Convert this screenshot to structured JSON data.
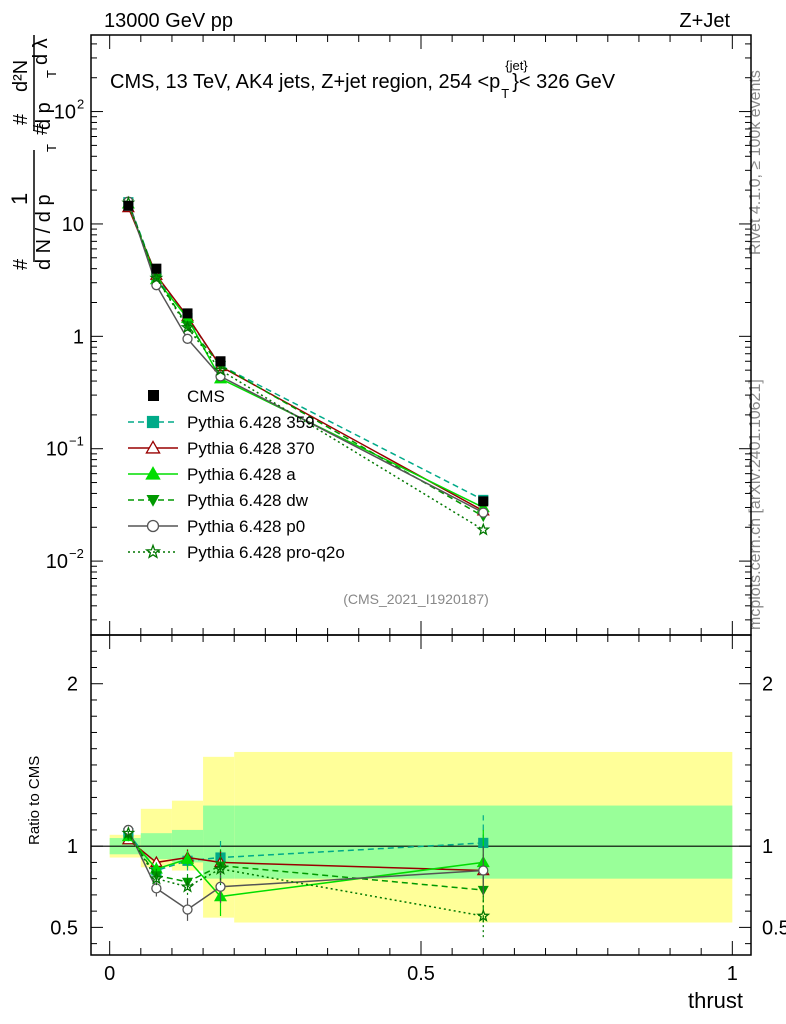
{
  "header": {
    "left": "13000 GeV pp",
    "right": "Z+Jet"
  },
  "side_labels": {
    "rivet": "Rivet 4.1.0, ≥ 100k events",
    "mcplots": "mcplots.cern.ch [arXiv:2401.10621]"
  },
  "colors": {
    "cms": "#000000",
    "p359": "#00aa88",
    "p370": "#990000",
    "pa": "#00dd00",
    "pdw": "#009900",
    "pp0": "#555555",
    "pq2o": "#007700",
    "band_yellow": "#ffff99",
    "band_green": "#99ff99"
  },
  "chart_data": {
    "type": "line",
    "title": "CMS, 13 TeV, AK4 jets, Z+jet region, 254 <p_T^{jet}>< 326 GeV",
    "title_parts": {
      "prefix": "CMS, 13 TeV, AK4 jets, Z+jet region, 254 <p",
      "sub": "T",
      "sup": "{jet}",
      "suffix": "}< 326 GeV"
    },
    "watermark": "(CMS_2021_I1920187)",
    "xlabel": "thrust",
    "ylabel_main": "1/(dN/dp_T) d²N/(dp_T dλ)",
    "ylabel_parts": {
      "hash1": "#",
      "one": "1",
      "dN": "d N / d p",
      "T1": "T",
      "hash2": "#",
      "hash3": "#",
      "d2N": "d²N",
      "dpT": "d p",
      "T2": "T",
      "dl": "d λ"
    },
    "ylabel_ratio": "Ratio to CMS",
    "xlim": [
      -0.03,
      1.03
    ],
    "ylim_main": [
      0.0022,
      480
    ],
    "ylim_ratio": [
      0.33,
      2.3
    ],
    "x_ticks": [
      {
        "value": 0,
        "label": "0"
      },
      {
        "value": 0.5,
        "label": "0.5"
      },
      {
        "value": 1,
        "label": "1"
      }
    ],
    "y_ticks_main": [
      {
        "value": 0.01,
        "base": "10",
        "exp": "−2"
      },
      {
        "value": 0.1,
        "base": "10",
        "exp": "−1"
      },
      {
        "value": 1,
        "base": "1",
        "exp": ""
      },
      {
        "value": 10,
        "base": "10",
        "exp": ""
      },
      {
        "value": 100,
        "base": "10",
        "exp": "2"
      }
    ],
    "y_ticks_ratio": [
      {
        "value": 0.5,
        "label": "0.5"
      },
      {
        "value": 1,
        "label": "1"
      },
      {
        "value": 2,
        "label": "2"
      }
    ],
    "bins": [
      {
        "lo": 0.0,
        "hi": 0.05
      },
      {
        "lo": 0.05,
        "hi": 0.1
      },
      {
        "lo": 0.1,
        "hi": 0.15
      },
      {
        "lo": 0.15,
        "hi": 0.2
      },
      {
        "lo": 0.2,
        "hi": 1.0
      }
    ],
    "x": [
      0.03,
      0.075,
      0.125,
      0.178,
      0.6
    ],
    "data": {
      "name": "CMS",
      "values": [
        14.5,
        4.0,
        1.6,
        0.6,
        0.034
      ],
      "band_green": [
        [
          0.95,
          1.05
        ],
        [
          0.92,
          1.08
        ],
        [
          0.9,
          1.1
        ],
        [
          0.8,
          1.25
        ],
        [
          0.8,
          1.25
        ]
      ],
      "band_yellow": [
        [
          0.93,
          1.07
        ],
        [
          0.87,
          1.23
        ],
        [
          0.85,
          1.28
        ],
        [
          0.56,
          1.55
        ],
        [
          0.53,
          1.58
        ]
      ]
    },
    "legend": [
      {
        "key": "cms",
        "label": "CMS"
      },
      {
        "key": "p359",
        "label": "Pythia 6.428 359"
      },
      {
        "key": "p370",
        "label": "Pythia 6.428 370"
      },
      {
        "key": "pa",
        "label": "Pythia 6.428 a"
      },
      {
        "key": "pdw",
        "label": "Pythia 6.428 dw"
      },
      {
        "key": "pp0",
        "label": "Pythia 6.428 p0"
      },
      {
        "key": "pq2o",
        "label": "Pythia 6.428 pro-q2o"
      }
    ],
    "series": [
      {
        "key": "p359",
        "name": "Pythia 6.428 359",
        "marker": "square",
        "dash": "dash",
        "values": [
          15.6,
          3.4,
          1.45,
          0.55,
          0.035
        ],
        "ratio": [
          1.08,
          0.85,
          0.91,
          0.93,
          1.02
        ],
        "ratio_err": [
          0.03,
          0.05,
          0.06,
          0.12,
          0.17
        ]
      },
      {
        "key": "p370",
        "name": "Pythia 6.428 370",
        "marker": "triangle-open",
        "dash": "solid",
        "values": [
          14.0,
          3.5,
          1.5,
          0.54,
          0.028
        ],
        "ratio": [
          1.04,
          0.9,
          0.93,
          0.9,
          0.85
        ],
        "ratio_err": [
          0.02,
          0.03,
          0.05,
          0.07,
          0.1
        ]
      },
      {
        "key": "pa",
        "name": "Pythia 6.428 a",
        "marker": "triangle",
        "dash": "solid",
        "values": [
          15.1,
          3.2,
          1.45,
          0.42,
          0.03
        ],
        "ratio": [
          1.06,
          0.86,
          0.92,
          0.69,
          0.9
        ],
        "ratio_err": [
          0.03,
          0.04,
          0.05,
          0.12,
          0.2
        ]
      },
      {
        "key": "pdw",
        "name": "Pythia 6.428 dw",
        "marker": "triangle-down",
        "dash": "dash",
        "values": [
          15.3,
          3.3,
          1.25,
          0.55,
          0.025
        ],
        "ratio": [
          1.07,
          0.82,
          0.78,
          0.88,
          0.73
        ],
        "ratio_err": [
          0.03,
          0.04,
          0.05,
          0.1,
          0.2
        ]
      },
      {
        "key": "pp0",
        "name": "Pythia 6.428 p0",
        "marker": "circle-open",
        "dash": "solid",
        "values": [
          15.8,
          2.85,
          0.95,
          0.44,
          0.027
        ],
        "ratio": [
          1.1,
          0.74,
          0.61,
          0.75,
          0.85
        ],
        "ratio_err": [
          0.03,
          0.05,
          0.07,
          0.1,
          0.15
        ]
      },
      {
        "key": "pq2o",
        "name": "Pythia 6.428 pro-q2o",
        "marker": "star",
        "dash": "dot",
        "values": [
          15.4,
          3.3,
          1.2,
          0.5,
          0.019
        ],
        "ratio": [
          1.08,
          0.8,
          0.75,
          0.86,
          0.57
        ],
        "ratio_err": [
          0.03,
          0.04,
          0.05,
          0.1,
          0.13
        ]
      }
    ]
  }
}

## Stated task
Exclude the pictures, and transcribe all of the material exactly.

## Exercise result
Convert this screenshot to structured JSON data.
{
  "header": {
    "left": "13000 GeV pp",
    "right": "Z+Jet"
  },
  "side_labels": {
    "rivet": "Rivet 4.1.0, ≥ 100k events",
    "mcplots": "mcplots.cern.ch [arXiv:2401.10621]"
  },
  "colors": {
    "cms": "#000000",
    "p359": "#00aa88",
    "p370": "#990000",
    "pa": "#00dd00",
    "pdw": "#009900",
    "pp0": "#555555",
    "pq2o": "#007700",
    "band_yellow": "#ffff99",
    "band_green": "#99ff99"
  },
  "chart_data": {
    "type": "line",
    "title": "CMS, 13 TeV, AK4 jets, Z+jet region, 254 <p_T^{jet}>< 326 GeV",
    "title_parts": {
      "prefix": "CMS, 13 TeV, AK4 jets, Z+jet region, 254 <p",
      "sub": "T",
      "sup": "{jet}",
      "suffix": "}< 326 GeV"
    },
    "watermark": "(CMS_2021_I1920187)",
    "xlabel": "thrust",
    "ylabel_main": "1/(dN/dp_T) d²N/(dp_T dλ)",
    "ylabel_parts": {
      "hash1": "#",
      "one": "1",
      "dN": "d N / d p",
      "T1": "T",
      "hash2": "#",
      "hash3": "#",
      "d2N": "d²N",
      "dpT": "d p",
      "T2": "T",
      "dl": "d λ"
    },
    "ylabel_ratio": "Ratio to CMS",
    "xlim": [
      -0.03,
      1.03
    ],
    "ylim_main": [
      0.0022,
      480
    ],
    "ylim_ratio": [
      0.33,
      2.3
    ],
    "x_ticks": [
      {
        "value": 0,
        "label": "0"
      },
      {
        "value": 0.5,
        "label": "0.5"
      },
      {
        "value": 1,
        "label": "1"
      }
    ],
    "y_ticks_main": [
      {
        "value": 0.01,
        "base": "10",
        "exp": "−2"
      },
      {
        "value": 0.1,
        "base": "10",
        "exp": "−1"
      },
      {
        "value": 1,
        "base": "1",
        "exp": ""
      },
      {
        "value": 10,
        "base": "10",
        "exp": ""
      },
      {
        "value": 100,
        "base": "10",
        "exp": "2"
      }
    ],
    "y_ticks_ratio": [
      {
        "value": 0.5,
        "label": "0.5"
      },
      {
        "value": 1,
        "label": "1"
      },
      {
        "value": 2,
        "label": "2"
      }
    ],
    "bins": [
      {
        "lo": 0.0,
        "hi": 0.05
      },
      {
        "lo": 0.05,
        "hi": 0.1
      },
      {
        "lo": 0.1,
        "hi": 0.15
      },
      {
        "lo": 0.15,
        "hi": 0.2
      },
      {
        "lo": 0.2,
        "hi": 1.0
      }
    ],
    "x": [
      0.03,
      0.075,
      0.125,
      0.178,
      0.6
    ],
    "data": {
      "name": "CMS",
      "values": [
        14.5,
        4.0,
        1.6,
        0.6,
        0.034
      ],
      "band_green": [
        [
          0.95,
          1.05
        ],
        [
          0.92,
          1.08
        ],
        [
          0.9,
          1.1
        ],
        [
          0.8,
          1.25
        ],
        [
          0.8,
          1.25
        ]
      ],
      "band_yellow": [
        [
          0.93,
          1.07
        ],
        [
          0.87,
          1.23
        ],
        [
          0.85,
          1.28
        ],
        [
          0.56,
          1.55
        ],
        [
          0.53,
          1.58
        ]
      ]
    },
    "legend": [
      {
        "key": "cms",
        "label": "CMS"
      },
      {
        "key": "p359",
        "label": "Pythia 6.428 359"
      },
      {
        "key": "p370",
        "label": "Pythia 6.428 370"
      },
      {
        "key": "pa",
        "label": "Pythia 6.428 a"
      },
      {
        "key": "pdw",
        "label": "Pythia 6.428 dw"
      },
      {
        "key": "pp0",
        "label": "Pythia 6.428 p0"
      },
      {
        "key": "pq2o",
        "label": "Pythia 6.428 pro-q2o"
      }
    ],
    "series": [
      {
        "key": "p359",
        "name": "Pythia 6.428 359",
        "marker": "square",
        "dash": "dash",
        "values": [
          15.6,
          3.4,
          1.45,
          0.55,
          0.035
        ],
        "ratio": [
          1.08,
          0.85,
          0.91,
          0.93,
          1.02
        ],
        "ratio_err": [
          0.03,
          0.05,
          0.06,
          0.12,
          0.17
        ]
      },
      {
        "key": "p370",
        "name": "Pythia 6.428 370",
        "marker": "triangle-open",
        "dash": "solid",
        "values": [
          14.0,
          3.5,
          1.5,
          0.54,
          0.028
        ],
        "ratio": [
          1.04,
          0.9,
          0.93,
          0.9,
          0.85
        ],
        "ratio_err": [
          0.02,
          0.03,
          0.05,
          0.07,
          0.1
        ]
      },
      {
        "key": "pa",
        "name": "Pythia 6.428 a",
        "marker": "triangle",
        "dash": "solid",
        "values": [
          15.1,
          3.2,
          1.45,
          0.42,
          0.03
        ],
        "ratio": [
          1.06,
          0.86,
          0.92,
          0.69,
          0.9
        ],
        "ratio_err": [
          0.03,
          0.04,
          0.05,
          0.12,
          0.2
        ]
      },
      {
        "key": "pdw",
        "name": "Pythia 6.428 dw",
        "marker": "triangle-down",
        "dash": "dash",
        "values": [
          15.3,
          3.3,
          1.25,
          0.55,
          0.025
        ],
        "ratio": [
          1.07,
          0.82,
          0.78,
          0.88,
          0.73
        ],
        "ratio_err": [
          0.03,
          0.04,
          0.05,
          0.1,
          0.2
        ]
      },
      {
        "key": "pp0",
        "name": "Pythia 6.428 p0",
        "marker": "circle-open",
        "dash": "solid",
        "values": [
          15.8,
          2.85,
          0.95,
          0.44,
          0.027
        ],
        "ratio": [
          1.1,
          0.74,
          0.61,
          0.75,
          0.85
        ],
        "ratio_err": [
          0.03,
          0.05,
          0.07,
          0.1,
          0.15
        ]
      },
      {
        "key": "pq2o",
        "name": "Pythia 6.428 pro-q2o",
        "marker": "star",
        "dash": "dot",
        "values": [
          15.4,
          3.3,
          1.2,
          0.5,
          0.019
        ],
        "ratio": [
          1.08,
          0.8,
          0.75,
          0.86,
          0.57
        ],
        "ratio_err": [
          0.03,
          0.04,
          0.05,
          0.1,
          0.13
        ]
      }
    ]
  }
}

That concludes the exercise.